• [SHORT TASK]
Copy the listing verbatim, excluding any images found in it.
+++ DATA SECTION +++
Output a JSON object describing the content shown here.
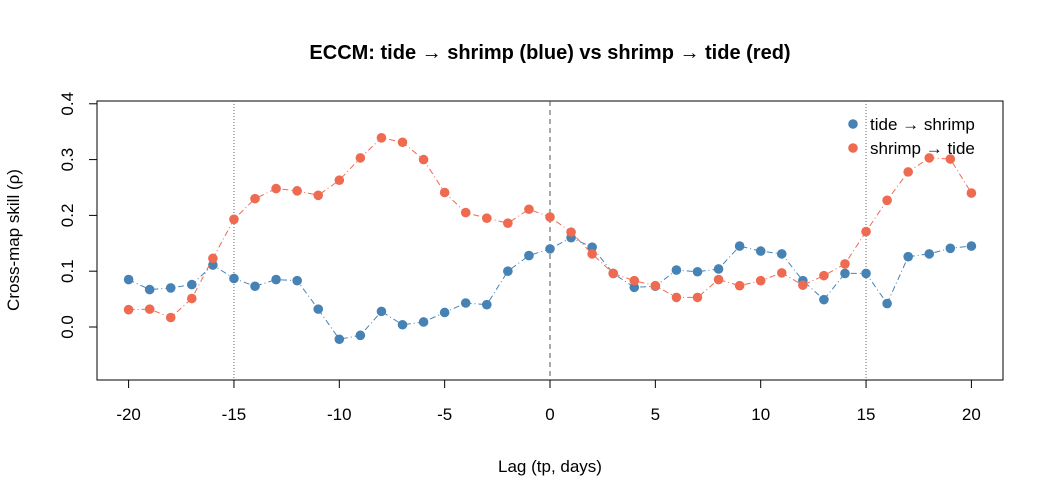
{
  "chart_data": {
    "type": "scatter",
    "title": "ECCM: tide → shrimp (blue) vs shrimp → tide (red)",
    "xlabel": "Lag (tp, days)",
    "ylabel": "Cross-map skill (ρ)",
    "xlim": [
      -21.5,
      21.5
    ],
    "ylim": [
      -0.095,
      0.405
    ],
    "x_ticks": [
      -20,
      -15,
      -10,
      -5,
      0,
      5,
      10,
      15,
      20
    ],
    "y_ticks": [
      0.0,
      0.1,
      0.2,
      0.3,
      0.4
    ],
    "x_tick_labels": [
      "-20",
      "-15",
      "-10",
      "-5",
      "0",
      "5",
      "10",
      "15",
      "20"
    ],
    "y_tick_labels": [
      "0.0",
      "0.1",
      "0.2",
      "0.3",
      "0.4"
    ],
    "reference_lines": [
      {
        "x": -15,
        "style": "dotted"
      },
      {
        "x": 0,
        "style": "dashed"
      },
      {
        "x": 15,
        "style": "dotted"
      }
    ],
    "grid": false,
    "legend_position": "top-right",
    "x": [
      -20,
      -19,
      -18,
      -17,
      -16,
      -15,
      -14,
      -13,
      -12,
      -11,
      -10,
      -9,
      -8,
      -7,
      -6,
      -5,
      -4,
      -3,
      -2,
      -1,
      0,
      1,
      2,
      3,
      4,
      5,
      6,
      7,
      8,
      9,
      10,
      11,
      12,
      13,
      14,
      15,
      16,
      17,
      18,
      19,
      20
    ],
    "series": [
      {
        "name": "tide → shrimp",
        "color": "#4682B4",
        "values": [
          0.085,
          0.067,
          0.07,
          0.076,
          0.111,
          0.087,
          0.073,
          0.085,
          0.083,
          0.032,
          -0.022,
          -0.015,
          0.028,
          0.004,
          0.009,
          0.026,
          0.043,
          0.04,
          0.1,
          0.128,
          0.14,
          0.16,
          0.143,
          0.096,
          0.071,
          0.073,
          0.102,
          0.099,
          0.104,
          0.145,
          0.136,
          0.131,
          0.083,
          0.049,
          0.096,
          0.096,
          0.042,
          0.126,
          0.131,
          0.141,
          0.145
        ]
      },
      {
        "name": "shrimp → tide",
        "color": "#EE6A50",
        "values": [
          0.031,
          0.032,
          0.017,
          0.051,
          0.123,
          0.193,
          0.23,
          0.248,
          0.244,
          0.236,
          0.263,
          0.303,
          0.339,
          0.331,
          0.3,
          0.241,
          0.205,
          0.195,
          0.186,
          0.211,
          0.197,
          0.17,
          0.131,
          0.096,
          0.083,
          0.074,
          0.053,
          0.053,
          0.085,
          0.074,
          0.083,
          0.097,
          0.075,
          0.092,
          0.113,
          0.171,
          0.227,
          0.278,
          0.303,
          0.301,
          0.24
        ]
      }
    ]
  }
}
+++
• [OUTPUT OF THE TASK]
Output a JSON object describing the content shown here.
{
  "chart_data": {
    "type": "scatter",
    "title": "ECCM: tide → shrimp (blue) vs shrimp → tide (red)",
    "xlabel": "Lag (tp, days)",
    "ylabel": "Cross-map skill (ρ)",
    "xlim": [
      -21.5,
      21.5
    ],
    "ylim": [
      -0.095,
      0.405
    ],
    "x_ticks": [
      -20,
      -15,
      -10,
      -5,
      0,
      5,
      10,
      15,
      20
    ],
    "y_ticks": [
      0.0,
      0.1,
      0.2,
      0.3,
      0.4
    ],
    "x_tick_labels": [
      "-20",
      "-15",
      "-10",
      "-5",
      "0",
      "5",
      "10",
      "15",
      "20"
    ],
    "y_tick_labels": [
      "0.0",
      "0.1",
      "0.2",
      "0.3",
      "0.4"
    ],
    "reference_lines": [
      {
        "x": -15,
        "style": "dotted"
      },
      {
        "x": 0,
        "style": "dashed"
      },
      {
        "x": 15,
        "style": "dotted"
      }
    ],
    "grid": false,
    "legend_position": "top-right",
    "x": [
      -20,
      -19,
      -18,
      -17,
      -16,
      -15,
      -14,
      -13,
      -12,
      -11,
      -10,
      -9,
      -8,
      -7,
      -6,
      -5,
      -4,
      -3,
      -2,
      -1,
      0,
      1,
      2,
      3,
      4,
      5,
      6,
      7,
      8,
      9,
      10,
      11,
      12,
      13,
      14,
      15,
      16,
      17,
      18,
      19,
      20
    ],
    "series": [
      {
        "name": "tide → shrimp",
        "color": "#4682B4",
        "values": [
          0.085,
          0.067,
          0.07,
          0.076,
          0.111,
          0.087,
          0.073,
          0.085,
          0.083,
          0.032,
          -0.022,
          -0.015,
          0.028,
          0.004,
          0.009,
          0.026,
          0.043,
          0.04,
          0.1,
          0.128,
          0.14,
          0.16,
          0.143,
          0.096,
          0.071,
          0.073,
          0.102,
          0.099,
          0.104,
          0.145,
          0.136,
          0.131,
          0.083,
          0.049,
          0.096,
          0.096,
          0.042,
          0.126,
          0.131,
          0.141,
          0.145
        ]
      },
      {
        "name": "shrimp → tide",
        "color": "#EE6A50",
        "values": [
          0.031,
          0.032,
          0.017,
          0.051,
          0.123,
          0.193,
          0.23,
          0.248,
          0.244,
          0.236,
          0.263,
          0.303,
          0.339,
          0.331,
          0.3,
          0.241,
          0.205,
          0.195,
          0.186,
          0.211,
          0.197,
          0.17,
          0.131,
          0.096,
          0.083,
          0.074,
          0.053,
          0.053,
          0.085,
          0.074,
          0.083,
          0.097,
          0.075,
          0.092,
          0.113,
          0.171,
          0.227,
          0.278,
          0.303,
          0.301,
          0.24
        ]
      }
    ]
  }
}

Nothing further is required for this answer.